→ **WHAT IS ASKED**
Write out the complete material exactly as it stands.

→ **Dataset entries**

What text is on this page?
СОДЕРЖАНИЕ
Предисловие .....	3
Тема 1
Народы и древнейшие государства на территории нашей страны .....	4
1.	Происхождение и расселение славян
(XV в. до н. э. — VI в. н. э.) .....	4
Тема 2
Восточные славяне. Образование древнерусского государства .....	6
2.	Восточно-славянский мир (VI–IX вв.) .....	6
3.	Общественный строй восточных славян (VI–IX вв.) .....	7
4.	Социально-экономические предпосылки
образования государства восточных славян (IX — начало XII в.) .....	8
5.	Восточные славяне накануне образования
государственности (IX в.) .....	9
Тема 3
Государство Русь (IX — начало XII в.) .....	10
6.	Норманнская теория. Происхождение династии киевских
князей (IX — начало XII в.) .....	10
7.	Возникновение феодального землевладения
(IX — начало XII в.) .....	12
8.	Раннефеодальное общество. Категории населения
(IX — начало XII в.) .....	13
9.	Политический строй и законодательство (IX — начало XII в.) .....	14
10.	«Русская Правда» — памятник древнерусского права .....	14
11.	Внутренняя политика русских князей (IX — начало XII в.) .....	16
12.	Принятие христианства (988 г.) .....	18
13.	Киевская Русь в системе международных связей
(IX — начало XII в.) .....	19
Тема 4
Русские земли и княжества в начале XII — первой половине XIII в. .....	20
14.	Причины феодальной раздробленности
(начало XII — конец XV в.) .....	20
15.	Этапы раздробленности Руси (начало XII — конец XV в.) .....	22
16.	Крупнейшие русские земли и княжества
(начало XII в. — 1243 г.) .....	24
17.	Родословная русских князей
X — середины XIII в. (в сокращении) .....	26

→ **FULL RESPONSE**
What text is on this page?
СОДЕРЖАНИЕ
Предисловие .....	3
Тема 1
Народы и древнейшие государства на территории нашей страны .....	4
1.	Происхождение и расселение славян
(XV в. до н. э. — VI в. н. э.) .....	4
Тема 2
Восточные славяне. Образование древнерусского государства .....	6
2.	Восточно-славянский мир (VI–IX вв.) .....	6
3.	Общественный строй восточных славян (VI–IX вв.) .....	7
4.	Социально-экономические предпосылки
образования государства восточных славян (IX — начало XII в.) .....	8
5.	Восточные славяне накануне образования
государственности (IX в.) .....	9
Тема 3
Государство Русь (IX — начало XII в.) .....	10
6.	Норманнская теория. Происхождение династии киевских
князей (IX — начало XII в.) .....	10
7.	Возникновение феодального землевладения
(IX — начало XII в.) .....	12
8.	Раннефеодальное общество. Категории населения
(IX — начало XII в.) .....	13
9.	Политический строй и законодательство (IX — начало XII в.) .....	14
10.	«Русская Правда» — памятник древнерусского права .....	14
11.	Внутренняя политика русских князей (IX — начало XII в.) .....	16
12.	Принятие христианства (988 г.) .....	18
13.	Киевская Русь в системе международных связей
(IX — начало XII в.) .....	19
Тема 4
Русские земли и княжества в начале XII — первой половине XIII в. .....	20
14.	Причины феодальной раздробленности
(начало XII — конец XV в.) .....	20
15.	Этапы раздробленности Руси (начало XII — конец XV в.) .....	22
16.	Крупнейшие русские земли и княжества
(начало XII в. — 1243 г.) .....	24
17.	Родословная русских князей
X — середины XIII в. (в сокращении) .....	26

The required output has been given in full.